▶ [Written exercise] Check each line of the records for "Allow"; collect those that have it.

-- begin Given data --

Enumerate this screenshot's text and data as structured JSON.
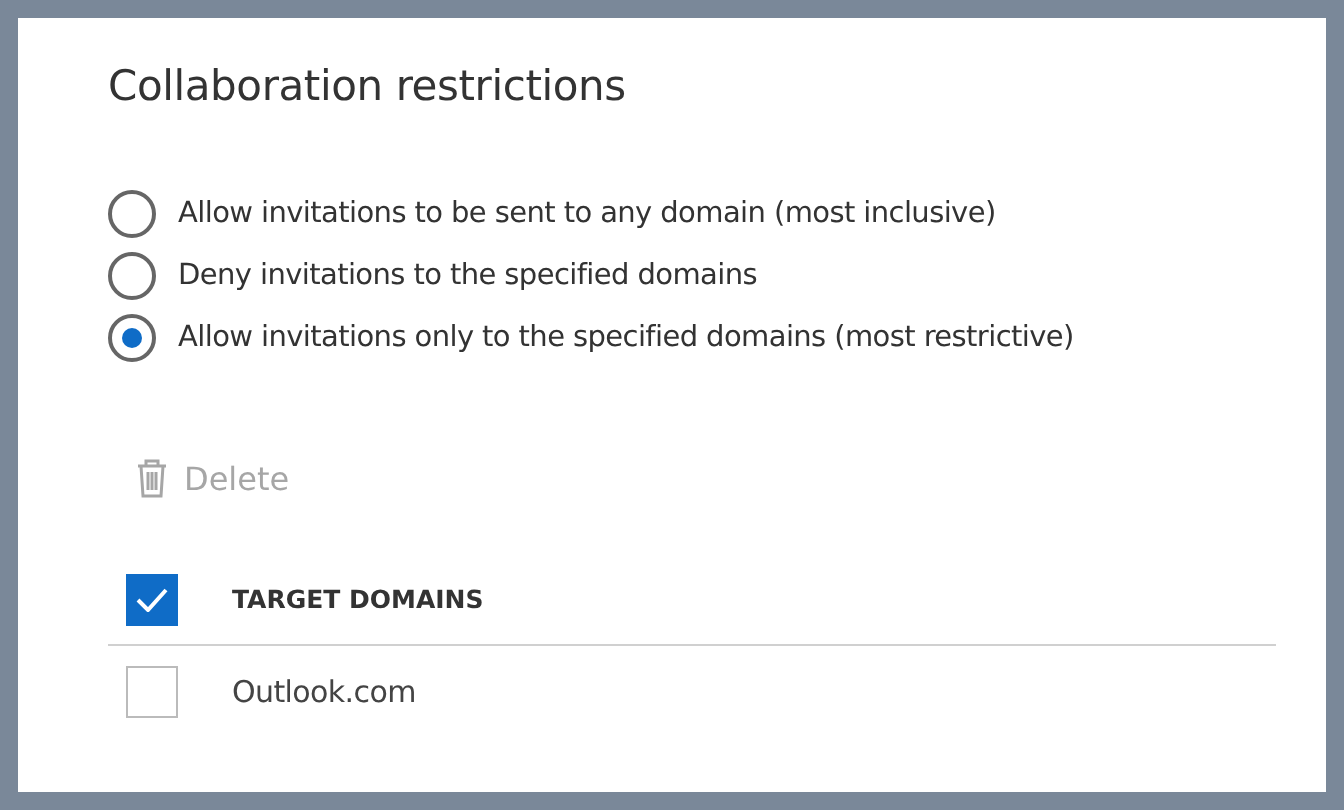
{
  "title": "Collaboration restrictions",
  "options": [
    {
      "label": "Allow invitations to be sent to any domain (most inclusive)",
      "selected": false
    },
    {
      "label": "Deny invitations to the specified domains",
      "selected": false
    },
    {
      "label": "Allow invitations only to the specified domains (most restrictive)",
      "selected": true
    }
  ],
  "delete_button": {
    "label": "Delete",
    "disabled": true
  },
  "table": {
    "header": {
      "label": "TARGET DOMAINS",
      "checked": true
    },
    "rows": [
      {
        "label": "Outlook.com",
        "checked": false
      }
    ]
  }
}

-- end Given data --

▶ [Solved exercise]
      "label": "Allow invitations to be sent to any domain (most inclusive)",
      "label": "Allow invitations only to the specified domains (most restrictive)",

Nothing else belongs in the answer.